[Saved dataset items]
# # # #

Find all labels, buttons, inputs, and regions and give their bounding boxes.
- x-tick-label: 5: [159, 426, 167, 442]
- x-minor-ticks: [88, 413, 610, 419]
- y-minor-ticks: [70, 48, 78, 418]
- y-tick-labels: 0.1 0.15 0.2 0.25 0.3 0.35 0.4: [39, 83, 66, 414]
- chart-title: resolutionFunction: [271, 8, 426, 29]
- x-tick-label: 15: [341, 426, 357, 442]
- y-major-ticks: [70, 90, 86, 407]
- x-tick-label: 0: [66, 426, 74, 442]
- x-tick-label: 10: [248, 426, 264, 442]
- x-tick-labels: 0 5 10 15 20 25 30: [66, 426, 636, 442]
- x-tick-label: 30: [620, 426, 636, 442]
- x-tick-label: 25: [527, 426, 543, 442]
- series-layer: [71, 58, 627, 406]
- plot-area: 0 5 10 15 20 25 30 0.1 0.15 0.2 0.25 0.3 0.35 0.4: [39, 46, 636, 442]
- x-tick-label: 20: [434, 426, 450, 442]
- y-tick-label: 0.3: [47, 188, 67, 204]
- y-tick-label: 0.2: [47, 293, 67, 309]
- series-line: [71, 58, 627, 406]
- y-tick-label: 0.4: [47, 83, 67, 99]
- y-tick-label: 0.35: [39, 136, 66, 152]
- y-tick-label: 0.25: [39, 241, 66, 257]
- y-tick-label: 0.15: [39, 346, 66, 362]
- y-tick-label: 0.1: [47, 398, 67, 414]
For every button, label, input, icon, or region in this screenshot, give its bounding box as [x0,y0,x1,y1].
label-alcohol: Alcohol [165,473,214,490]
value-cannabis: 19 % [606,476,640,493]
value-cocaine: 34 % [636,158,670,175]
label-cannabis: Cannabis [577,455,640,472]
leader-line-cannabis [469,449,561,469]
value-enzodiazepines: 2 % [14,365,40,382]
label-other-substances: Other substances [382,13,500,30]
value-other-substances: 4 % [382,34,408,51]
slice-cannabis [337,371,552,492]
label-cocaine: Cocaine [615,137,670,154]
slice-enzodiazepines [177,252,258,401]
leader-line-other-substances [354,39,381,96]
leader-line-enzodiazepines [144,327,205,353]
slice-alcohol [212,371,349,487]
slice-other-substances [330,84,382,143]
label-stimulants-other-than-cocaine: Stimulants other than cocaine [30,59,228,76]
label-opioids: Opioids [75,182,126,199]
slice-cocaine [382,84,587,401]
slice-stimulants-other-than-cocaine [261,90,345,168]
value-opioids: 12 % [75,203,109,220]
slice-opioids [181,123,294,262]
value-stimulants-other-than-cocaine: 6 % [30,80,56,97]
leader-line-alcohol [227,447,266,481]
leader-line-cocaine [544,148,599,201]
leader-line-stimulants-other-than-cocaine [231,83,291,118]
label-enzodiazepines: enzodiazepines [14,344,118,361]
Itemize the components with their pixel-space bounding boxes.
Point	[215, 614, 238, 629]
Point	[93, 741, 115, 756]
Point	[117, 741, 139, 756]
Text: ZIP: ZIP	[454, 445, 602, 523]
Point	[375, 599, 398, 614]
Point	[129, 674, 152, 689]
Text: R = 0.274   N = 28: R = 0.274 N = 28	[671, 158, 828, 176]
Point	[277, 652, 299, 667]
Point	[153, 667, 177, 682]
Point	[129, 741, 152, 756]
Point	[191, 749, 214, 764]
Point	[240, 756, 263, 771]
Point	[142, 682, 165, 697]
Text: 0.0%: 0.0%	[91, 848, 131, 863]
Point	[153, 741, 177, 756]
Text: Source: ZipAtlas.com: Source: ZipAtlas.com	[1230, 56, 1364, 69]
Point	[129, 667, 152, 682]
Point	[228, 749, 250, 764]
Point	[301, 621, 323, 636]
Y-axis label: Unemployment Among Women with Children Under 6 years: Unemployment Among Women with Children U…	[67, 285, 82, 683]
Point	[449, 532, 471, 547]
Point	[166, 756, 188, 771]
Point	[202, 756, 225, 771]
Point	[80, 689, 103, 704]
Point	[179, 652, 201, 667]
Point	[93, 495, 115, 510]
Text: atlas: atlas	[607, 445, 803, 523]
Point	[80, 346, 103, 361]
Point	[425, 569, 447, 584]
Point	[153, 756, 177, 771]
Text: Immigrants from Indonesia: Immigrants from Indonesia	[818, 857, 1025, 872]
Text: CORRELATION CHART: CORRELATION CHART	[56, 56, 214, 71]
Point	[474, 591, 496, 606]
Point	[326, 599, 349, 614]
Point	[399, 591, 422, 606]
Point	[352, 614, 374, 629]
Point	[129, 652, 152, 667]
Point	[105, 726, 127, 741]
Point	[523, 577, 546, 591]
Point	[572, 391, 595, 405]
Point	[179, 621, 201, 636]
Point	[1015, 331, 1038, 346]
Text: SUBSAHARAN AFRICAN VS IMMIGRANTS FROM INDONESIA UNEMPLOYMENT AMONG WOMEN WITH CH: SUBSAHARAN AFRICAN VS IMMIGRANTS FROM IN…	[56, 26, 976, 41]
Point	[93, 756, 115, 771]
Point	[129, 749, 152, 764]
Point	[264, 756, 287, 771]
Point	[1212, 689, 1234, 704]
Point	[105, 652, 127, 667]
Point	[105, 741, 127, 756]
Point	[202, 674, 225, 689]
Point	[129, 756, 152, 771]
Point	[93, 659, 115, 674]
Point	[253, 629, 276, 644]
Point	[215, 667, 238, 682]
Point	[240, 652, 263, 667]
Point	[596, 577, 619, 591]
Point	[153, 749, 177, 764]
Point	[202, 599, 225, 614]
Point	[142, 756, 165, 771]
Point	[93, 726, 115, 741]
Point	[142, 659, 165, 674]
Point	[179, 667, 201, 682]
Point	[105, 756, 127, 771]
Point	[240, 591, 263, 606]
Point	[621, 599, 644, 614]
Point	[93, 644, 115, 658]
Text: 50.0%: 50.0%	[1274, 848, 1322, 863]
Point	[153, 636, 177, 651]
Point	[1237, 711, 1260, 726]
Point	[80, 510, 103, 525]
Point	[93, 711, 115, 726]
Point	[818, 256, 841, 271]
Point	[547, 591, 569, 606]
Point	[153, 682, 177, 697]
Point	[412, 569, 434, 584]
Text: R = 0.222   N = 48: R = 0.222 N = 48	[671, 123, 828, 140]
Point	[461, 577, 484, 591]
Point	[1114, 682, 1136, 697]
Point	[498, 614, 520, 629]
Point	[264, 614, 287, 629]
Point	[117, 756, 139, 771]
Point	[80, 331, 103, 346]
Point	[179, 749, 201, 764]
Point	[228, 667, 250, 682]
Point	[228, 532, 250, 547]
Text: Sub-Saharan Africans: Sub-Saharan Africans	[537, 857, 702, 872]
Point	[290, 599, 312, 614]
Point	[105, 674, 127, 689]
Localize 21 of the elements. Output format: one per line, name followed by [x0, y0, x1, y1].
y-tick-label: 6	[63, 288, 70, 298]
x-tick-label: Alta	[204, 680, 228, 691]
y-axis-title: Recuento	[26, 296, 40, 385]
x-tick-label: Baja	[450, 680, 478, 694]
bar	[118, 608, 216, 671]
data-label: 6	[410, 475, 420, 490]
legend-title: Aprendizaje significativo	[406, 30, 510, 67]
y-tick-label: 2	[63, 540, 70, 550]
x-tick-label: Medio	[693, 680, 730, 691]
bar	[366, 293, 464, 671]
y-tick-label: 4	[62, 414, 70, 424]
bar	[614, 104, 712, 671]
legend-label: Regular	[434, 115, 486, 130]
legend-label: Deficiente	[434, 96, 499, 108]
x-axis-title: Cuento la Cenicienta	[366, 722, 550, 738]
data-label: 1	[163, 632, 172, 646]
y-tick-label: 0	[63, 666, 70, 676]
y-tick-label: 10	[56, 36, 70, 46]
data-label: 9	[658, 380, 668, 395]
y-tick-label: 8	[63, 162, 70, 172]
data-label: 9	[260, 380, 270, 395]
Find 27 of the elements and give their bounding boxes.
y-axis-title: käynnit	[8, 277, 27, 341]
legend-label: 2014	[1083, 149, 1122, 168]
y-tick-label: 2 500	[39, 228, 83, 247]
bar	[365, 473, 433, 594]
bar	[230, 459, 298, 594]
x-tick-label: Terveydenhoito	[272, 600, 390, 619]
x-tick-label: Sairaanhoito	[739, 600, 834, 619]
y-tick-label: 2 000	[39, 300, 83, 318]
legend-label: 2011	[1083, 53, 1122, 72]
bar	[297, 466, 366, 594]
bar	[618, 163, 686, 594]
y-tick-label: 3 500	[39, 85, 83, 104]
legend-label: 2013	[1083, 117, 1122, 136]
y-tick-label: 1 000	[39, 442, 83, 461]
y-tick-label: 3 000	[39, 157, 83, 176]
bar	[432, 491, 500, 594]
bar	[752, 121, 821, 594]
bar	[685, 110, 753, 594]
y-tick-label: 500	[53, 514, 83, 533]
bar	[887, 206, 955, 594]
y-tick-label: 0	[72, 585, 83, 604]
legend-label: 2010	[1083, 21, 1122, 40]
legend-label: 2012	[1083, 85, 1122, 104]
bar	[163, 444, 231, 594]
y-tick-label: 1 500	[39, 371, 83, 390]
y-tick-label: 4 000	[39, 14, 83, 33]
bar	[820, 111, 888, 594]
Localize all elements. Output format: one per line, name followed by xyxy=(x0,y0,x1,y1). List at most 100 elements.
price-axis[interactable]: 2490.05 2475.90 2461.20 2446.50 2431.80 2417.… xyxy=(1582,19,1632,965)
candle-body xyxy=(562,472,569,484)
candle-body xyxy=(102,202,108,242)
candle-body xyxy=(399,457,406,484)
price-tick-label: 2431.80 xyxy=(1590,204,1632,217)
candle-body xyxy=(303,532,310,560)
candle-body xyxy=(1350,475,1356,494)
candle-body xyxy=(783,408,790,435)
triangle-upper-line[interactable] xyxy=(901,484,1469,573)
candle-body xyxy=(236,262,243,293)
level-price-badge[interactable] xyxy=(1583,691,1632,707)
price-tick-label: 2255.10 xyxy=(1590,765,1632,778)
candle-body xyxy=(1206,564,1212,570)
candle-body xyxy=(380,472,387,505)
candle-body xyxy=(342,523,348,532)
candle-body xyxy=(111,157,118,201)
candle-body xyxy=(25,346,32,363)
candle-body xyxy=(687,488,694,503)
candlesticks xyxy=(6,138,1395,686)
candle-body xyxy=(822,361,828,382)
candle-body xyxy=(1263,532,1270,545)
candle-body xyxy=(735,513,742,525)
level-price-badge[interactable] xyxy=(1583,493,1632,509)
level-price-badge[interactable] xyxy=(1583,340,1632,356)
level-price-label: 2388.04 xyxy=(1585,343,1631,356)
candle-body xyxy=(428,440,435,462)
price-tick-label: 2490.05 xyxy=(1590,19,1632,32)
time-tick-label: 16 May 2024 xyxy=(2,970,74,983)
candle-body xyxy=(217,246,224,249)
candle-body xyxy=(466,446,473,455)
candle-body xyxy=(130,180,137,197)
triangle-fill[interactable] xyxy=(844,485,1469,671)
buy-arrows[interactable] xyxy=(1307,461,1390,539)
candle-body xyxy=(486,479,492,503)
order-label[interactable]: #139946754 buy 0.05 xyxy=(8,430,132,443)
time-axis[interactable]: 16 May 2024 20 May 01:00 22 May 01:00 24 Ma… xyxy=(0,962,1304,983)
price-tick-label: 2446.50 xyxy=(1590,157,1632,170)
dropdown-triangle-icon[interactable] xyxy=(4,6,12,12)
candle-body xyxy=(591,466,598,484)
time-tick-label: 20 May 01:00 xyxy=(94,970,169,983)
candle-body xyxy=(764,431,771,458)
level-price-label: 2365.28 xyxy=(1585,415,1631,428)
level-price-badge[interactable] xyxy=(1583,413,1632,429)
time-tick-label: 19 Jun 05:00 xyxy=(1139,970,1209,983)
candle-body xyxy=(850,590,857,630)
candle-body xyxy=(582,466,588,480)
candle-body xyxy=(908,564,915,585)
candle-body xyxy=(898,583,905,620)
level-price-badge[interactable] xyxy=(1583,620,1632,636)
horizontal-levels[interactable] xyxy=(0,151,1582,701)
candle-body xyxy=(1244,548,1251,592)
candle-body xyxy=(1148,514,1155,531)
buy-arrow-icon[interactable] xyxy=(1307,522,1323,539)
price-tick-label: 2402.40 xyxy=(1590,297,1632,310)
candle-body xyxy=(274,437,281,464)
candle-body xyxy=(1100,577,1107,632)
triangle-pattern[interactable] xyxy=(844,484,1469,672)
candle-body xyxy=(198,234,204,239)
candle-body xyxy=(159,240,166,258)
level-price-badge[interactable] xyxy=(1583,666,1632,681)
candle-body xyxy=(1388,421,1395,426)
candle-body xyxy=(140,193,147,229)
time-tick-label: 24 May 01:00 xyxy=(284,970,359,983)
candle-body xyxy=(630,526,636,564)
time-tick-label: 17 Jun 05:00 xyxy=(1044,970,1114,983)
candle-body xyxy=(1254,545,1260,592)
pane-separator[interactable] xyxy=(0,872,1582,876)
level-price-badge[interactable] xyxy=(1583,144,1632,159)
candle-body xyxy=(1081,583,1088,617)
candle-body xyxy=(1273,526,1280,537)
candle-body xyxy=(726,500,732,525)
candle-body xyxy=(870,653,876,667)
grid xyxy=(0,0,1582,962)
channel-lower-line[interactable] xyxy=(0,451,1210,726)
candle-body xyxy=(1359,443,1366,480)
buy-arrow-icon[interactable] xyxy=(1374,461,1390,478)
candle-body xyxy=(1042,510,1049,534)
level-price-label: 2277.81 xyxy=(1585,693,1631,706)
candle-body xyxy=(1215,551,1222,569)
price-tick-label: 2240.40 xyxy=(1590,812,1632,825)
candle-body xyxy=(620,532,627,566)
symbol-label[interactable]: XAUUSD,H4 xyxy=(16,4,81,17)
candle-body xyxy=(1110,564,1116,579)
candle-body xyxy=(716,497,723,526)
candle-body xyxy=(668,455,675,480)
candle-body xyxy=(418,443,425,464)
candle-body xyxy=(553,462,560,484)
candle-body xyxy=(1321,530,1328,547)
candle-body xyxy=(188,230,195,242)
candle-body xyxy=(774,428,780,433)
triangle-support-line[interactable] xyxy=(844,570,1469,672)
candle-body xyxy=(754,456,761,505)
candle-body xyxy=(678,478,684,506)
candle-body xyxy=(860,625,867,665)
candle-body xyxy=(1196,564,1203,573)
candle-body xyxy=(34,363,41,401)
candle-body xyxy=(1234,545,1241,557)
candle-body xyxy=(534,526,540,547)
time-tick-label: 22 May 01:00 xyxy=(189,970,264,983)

# # # #

TASK OBJECTIVE:
Copy the material word for word, starting at its first line and ending at the line containing "- x-tick-label: 10: [248, 426, 264, 442]", with both of those lines included.

FINAL RESULT:
Find all labels, buttons, inputs, and regions and give their bounding boxes.
- x-tick-label: 5: [159, 426, 167, 442]
- x-minor-ticks: [88, 413, 610, 419]
- y-minor-ticks: [70, 48, 78, 418]
- y-tick-labels: 0.1 0.15 0.2 0.25 0.3 0.35 0.4: [39, 83, 66, 414]
- chart-title: resolutionFunction: [271, 8, 426, 29]
- x-tick-label: 15: [341, 426, 357, 442]
- y-major-ticks: [70, 90, 86, 407]
- x-tick-label: 0: [66, 426, 74, 442]
- x-tick-label: 10: [248, 426, 264, 442]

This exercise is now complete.